╭─ PROVIDED RECORDS

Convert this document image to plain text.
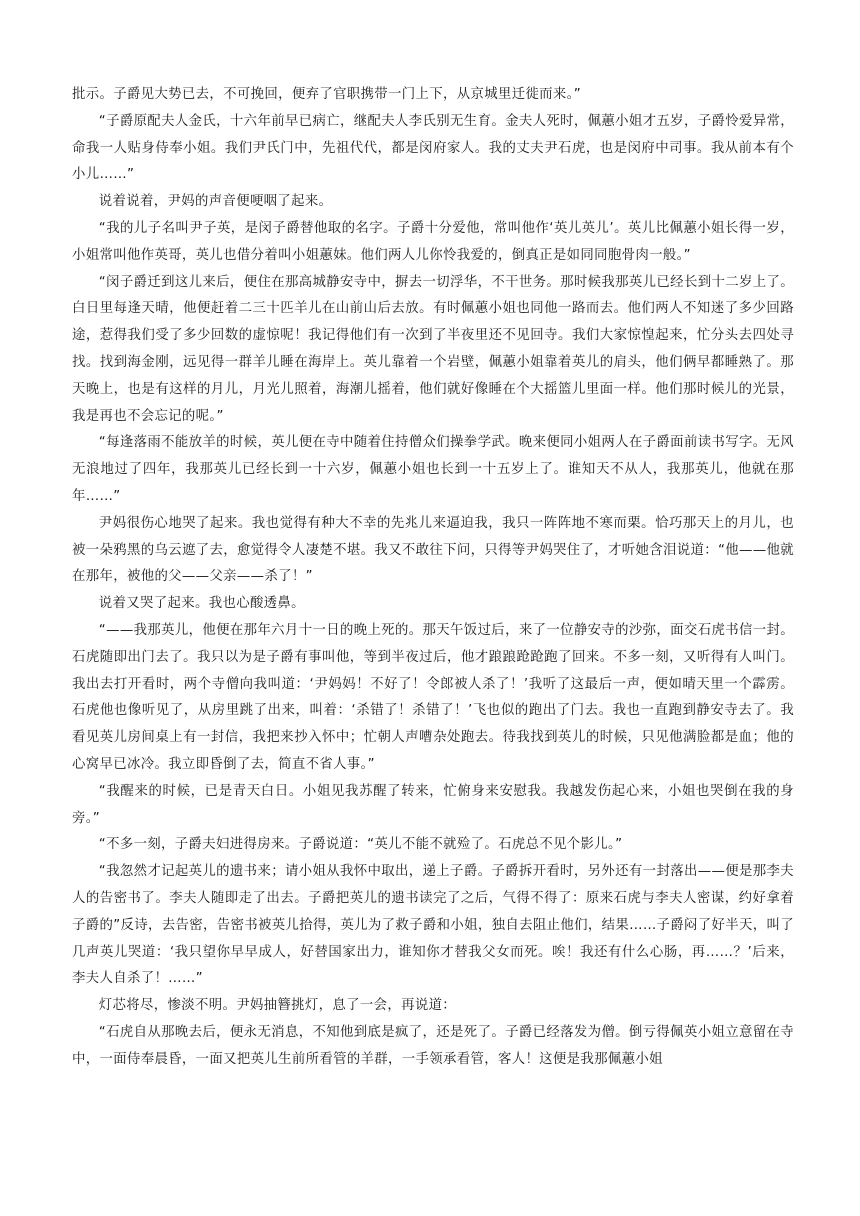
批示。子爵见大势已去，不可挽回，便弃了官职携带一门上下，从京城里迁徙而来。”

“子爵原配夫人金氏，十六年前早已病亡，继配夫人李氏别无生育。金夫人死时，佩蕙小姐才五岁，子爵怜爱异常，命我一人贴身侍奉小姐。我们尹氏门中，先祖代代，都是闵府家人。我的丈夫尹石虎，也是闵府中司事。我从前本有个小儿……”

说着说着，尹妈的声音便哽咽了起来。

“我的儿子名叫尹子英，是闵子爵替他取的名字。子爵十分爱他，常叫他作‘英儿英儿’。英儿比佩蕙小姐长得一岁，小姐常叫他作英哥，英儿也借分着叫小姐蕙妹。他们两人儿你怜我爱的，倒真正是如同同胞骨肉一般。”

“闵子爵迁到这儿来后，便住在那高城静安寺中，摒去一切浮华，不干世务。那时候我那英儿已经长到十二岁上了。白日里每逢天晴，他便赶着二三十匹羊儿在山前山后去放。有时佩蕙小姐也同他一路而去。他们两人不知迷了多少回路途，惹得我们受了多少回数的虚惊呢！我记得他们有一次到了半夜里还不见回寺。我们大家惊惶起来，忙分头去四处寻找。找到海金刚，远见得一群羊儿睡在海岸上。英儿靠着一个岩壁，佩蕙小姐靠着英儿的肩头，他们俩早都睡熟了。那天晚上，也是有这样的月儿，月光儿照着，海潮儿摇着，他们就好像睡在个大摇篮儿里面一样。他们那时候儿的光景，我是再也不会忘记的呢。”

“每逢落雨不能放羊的时候，英儿便在寺中随着住持僧众们操拳学武。晚来便同小姐两人在子爵面前读书写字。无风无浪地过了四年，我那英儿已经长到一十六岁，佩蕙小姐也长到一十五岁上了。谁知天不从人，我那英儿，他就在那年……”

尹妈很伤心地哭了起来。我也觉得有种大不幸的先兆儿来逼迫我，我只一阵阵地不寒而栗。恰巧那天上的月儿，也被一朵鸦黑的乌云遮了去，愈觉得令人凄楚不堪。我又不敢往下问，只得等尹妈哭住了，才听她含泪说道：“他——他就在那年，被他的父——父亲——杀了！”

说着又哭了起来。我也心酸透鼻。

“——我那英儿，他便在那年六月十一日的晚上死的。那天午饭过后，来了一位静安寺的沙弥，面交石虎书信一封。石虎随即出门去了。我只以为是子爵有事叫他，等到半夜过后，他才踉踉跄跄跑了回来。不多一刻，又听得有人叫门。我出去打开看时，两个寺僧向我叫道：‘尹妈妈！不好了！令郎被人杀了！’我听了这最后一声，便如晴天里一个霹雳。石虎他也像听见了，从房里跳了出来，叫着：‘杀错了！杀错了！’飞也似的跑出了门去。我也一直跑到静安寺去了。我看见英儿房间桌上有一封信，我把来抄入怀中；忙朝人声嘈杂处跑去。待我找到英儿的时候，只见他满脸都是血；他的心窝早已冰冷。我立即昏倒了去，简直不省人事。”

“我醒来的时候，已是青天白日。小姐见我苏醒了转来，忙俯身来安慰我。我越发伤起心来，小姐也哭倒在我的身旁。”

“不多一刻，子爵夫妇进得房来。子爵说道：“英儿不能不就殓了。石虎总不见个影儿。”

“我忽然才记起英儿的遗书来；请小姐从我怀中取出，递上子爵。子爵拆开看时，另外还有一封落出——便是那李夫人的告密书了。李夫人随即走了出去。子爵把英儿的遗书读完了之后，气得不得了：原来石虎与李夫人密谋，约好拿着子爵的”反诗，去告密，告密书被英儿拾得，英儿为了救子爵和小姐，独自去阻止他们，结果……子爵闷了好半天，叫了几声英儿哭道：‘我只望你早早成人，好替国家出力，谁知你才替我父女而死。唉！我还有什么心肠，再……？’后来，李夫人自杀了！……”

灯芯将尽，惨淡不明。尹妈抽簪挑灯，息了一会，再说道：

“石虎自从那晚去后，便永无消息，不知他到底是疯了，还是死了。子爵已经落发为僧。倒亏得佩英小姐立意留在寺中，一面侍奉晨昏，一面又把英儿生前所看管的羊群，一手领承看管，客人！这便是我那佩蕙小姐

╰─

### THE REQUEST
Scan the lines above for "他就在那年", then copy every one that has it.

### CORRECT RESULT
“每逢落雨不能放羊的时候，英儿便在寺中随着住持僧众们操拳学武。晚来便同小姐两人在子爵面前读书写字。无风无浪地过了四年，我那英儿已经长到一十六岁，佩蕙小姐也长到一十五岁上了。谁知天不从人，我那英儿，他就在那年……”
尹妈很伤心地哭了起来。我也觉得有种大不幸的先兆儿来逼迫我，我只一阵阵地不寒而栗。恰巧那天上的月儿，也被一朵鸦黑的乌云遮了去，愈觉得令人凄楚不堪。我又不敢往下问，只得等尹妈哭住了，才听她含泪说道：“他——他就在那年，被他的父——父亲——杀了！”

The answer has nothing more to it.